__Stated exercise__:
Please copy the lines below verbatim, from the first line up to and including the line that contains "caption-line: 和骨质疏松模型的 L4-5".

+--

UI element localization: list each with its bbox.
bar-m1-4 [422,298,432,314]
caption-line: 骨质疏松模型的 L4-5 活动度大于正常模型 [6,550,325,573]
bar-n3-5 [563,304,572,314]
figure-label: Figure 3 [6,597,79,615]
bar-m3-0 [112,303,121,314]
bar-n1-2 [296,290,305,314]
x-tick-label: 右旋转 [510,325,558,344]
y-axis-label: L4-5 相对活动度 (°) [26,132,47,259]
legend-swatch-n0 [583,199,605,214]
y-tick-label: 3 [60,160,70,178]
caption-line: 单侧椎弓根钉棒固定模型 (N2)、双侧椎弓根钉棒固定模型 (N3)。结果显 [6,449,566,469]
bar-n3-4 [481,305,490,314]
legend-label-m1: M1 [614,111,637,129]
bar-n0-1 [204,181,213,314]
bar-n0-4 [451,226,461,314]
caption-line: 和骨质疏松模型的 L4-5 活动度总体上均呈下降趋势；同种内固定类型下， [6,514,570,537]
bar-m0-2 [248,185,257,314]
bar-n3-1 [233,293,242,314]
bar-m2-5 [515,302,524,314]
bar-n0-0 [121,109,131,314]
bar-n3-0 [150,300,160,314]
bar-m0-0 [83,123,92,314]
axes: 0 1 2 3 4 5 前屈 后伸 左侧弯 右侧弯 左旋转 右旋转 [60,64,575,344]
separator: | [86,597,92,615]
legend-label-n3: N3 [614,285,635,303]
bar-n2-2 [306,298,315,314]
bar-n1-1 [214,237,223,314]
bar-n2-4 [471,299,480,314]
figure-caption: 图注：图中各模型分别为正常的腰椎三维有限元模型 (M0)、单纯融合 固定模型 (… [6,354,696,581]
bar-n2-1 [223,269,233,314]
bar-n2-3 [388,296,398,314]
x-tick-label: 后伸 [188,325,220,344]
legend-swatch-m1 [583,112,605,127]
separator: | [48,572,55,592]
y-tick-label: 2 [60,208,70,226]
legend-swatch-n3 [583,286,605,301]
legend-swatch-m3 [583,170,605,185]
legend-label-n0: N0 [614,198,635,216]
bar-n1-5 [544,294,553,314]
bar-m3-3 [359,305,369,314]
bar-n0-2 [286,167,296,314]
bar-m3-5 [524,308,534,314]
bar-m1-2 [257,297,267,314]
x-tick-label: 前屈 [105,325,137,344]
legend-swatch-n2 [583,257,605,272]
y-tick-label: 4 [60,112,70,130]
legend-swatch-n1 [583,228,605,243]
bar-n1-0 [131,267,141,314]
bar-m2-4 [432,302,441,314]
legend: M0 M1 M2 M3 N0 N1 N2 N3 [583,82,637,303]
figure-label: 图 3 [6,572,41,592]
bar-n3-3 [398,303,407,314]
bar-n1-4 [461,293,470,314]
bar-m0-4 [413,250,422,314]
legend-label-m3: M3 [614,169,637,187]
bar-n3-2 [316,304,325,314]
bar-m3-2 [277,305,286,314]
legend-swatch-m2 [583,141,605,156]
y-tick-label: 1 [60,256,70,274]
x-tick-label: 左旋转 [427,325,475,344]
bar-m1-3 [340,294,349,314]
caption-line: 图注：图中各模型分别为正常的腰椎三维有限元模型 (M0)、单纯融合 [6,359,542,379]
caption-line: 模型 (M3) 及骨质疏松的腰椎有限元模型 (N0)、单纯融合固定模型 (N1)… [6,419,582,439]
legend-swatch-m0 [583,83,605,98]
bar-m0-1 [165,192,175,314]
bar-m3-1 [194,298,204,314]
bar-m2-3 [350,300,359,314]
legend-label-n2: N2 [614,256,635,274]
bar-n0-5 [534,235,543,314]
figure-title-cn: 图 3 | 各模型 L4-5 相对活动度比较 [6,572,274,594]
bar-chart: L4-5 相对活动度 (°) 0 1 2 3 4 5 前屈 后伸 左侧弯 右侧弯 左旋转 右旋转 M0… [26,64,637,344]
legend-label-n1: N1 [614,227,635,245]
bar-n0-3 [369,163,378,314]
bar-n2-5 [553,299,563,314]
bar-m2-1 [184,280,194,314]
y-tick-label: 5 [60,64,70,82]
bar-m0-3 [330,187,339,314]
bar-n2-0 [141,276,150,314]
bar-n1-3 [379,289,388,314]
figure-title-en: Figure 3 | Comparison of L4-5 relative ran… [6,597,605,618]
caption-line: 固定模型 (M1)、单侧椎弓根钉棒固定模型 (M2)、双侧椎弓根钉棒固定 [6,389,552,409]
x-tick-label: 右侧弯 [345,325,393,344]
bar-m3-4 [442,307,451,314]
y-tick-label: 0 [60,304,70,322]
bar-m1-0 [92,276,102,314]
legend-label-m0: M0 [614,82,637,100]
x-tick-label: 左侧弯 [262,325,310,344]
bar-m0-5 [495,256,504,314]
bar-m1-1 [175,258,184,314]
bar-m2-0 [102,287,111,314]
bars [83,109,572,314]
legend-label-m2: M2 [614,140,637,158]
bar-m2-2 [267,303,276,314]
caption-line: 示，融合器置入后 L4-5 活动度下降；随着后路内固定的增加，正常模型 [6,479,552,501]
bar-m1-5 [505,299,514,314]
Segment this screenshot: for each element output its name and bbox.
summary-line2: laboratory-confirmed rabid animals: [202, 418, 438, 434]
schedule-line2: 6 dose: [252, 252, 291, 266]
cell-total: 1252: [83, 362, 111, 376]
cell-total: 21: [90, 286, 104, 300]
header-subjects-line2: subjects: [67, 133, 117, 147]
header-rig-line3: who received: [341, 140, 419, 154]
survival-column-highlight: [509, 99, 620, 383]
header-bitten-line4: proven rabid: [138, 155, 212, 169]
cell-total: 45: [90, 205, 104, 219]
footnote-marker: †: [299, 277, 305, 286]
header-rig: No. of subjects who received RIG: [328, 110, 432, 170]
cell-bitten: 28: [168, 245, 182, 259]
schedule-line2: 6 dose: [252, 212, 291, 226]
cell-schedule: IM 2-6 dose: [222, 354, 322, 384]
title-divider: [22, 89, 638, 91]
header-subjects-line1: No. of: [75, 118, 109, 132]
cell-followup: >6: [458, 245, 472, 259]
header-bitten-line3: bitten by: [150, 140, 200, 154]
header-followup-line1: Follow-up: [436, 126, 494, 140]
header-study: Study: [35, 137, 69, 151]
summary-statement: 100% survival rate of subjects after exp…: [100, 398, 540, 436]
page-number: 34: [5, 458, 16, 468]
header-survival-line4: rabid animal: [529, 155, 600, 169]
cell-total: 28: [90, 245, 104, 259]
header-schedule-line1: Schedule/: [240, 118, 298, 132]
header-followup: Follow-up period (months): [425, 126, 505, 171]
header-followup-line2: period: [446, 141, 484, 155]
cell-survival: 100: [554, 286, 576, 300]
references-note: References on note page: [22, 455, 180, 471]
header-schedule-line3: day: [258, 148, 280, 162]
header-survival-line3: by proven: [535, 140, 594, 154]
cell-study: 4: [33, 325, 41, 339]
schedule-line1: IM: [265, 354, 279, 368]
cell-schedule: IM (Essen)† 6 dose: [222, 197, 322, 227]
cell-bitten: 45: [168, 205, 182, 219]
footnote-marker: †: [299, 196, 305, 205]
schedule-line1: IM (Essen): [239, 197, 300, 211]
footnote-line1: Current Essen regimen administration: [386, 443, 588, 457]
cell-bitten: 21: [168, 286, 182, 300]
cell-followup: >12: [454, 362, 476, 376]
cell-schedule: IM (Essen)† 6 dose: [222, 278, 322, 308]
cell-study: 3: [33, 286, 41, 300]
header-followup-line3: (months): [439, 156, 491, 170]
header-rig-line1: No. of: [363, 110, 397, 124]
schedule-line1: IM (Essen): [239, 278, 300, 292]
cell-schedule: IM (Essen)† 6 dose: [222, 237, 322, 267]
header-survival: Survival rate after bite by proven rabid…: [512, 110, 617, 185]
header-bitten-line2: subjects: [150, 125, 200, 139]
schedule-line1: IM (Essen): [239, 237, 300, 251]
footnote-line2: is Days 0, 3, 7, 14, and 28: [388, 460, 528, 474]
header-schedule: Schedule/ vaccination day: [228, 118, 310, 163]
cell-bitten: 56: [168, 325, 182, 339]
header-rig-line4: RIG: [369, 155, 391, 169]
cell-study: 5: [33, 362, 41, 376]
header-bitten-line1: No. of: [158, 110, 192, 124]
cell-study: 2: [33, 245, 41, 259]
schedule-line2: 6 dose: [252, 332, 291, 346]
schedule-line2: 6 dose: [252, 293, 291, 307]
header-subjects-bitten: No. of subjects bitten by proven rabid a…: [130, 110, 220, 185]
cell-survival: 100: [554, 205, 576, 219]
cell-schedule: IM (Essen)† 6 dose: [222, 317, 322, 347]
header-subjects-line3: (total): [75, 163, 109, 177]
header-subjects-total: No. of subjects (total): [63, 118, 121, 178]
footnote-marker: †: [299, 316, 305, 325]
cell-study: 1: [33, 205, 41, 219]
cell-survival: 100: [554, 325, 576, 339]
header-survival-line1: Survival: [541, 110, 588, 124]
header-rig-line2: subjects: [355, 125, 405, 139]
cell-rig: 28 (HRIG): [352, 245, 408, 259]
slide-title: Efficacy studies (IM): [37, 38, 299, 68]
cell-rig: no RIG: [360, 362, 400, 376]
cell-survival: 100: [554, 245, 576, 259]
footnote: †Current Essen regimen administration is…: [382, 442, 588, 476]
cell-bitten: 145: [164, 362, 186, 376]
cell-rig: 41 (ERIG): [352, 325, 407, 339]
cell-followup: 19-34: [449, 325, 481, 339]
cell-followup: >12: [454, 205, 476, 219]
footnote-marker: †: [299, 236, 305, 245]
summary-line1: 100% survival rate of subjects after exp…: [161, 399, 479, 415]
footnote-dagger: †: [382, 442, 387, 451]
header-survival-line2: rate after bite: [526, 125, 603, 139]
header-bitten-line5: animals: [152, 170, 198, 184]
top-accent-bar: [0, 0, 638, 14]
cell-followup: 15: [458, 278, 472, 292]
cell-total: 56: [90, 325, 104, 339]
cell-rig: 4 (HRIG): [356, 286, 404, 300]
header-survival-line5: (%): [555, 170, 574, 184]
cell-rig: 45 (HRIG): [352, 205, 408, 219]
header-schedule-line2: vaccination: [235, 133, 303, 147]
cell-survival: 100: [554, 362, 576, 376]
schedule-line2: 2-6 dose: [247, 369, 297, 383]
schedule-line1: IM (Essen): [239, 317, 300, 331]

+--

__Full answer__:
UI element localization: list each with its bbox.
bar-m1-4 [422,298,432,314]
caption-line: 骨质疏松模型的 L4-5 活动度大于正常模型 [6,550,325,573]
bar-n3-5 [563,304,572,314]
figure-label: Figure 3 [6,597,79,615]
bar-m3-0 [112,303,121,314]
bar-n1-2 [296,290,305,314]
x-tick-label: 右旋转 [510,325,558,344]
y-axis-label: L4-5 相对活动度 (°) [26,132,47,259]
legend-swatch-n0 [583,199,605,214]
y-tick-label: 3 [60,160,70,178]
caption-line: 单侧椎弓根钉棒固定模型 (N2)、双侧椎弓根钉棒固定模型 (N3)。结果显 [6,449,566,469]
bar-n3-4 [481,305,490,314]
legend-label-m1: M1 [614,111,637,129]
bar-n0-1 [204,181,213,314]
bar-n0-4 [451,226,461,314]
caption-line: 和骨质疏松模型的 L4-5 活动度总体上均呈下降趋势；同种内固定类型下， [6,514,570,537]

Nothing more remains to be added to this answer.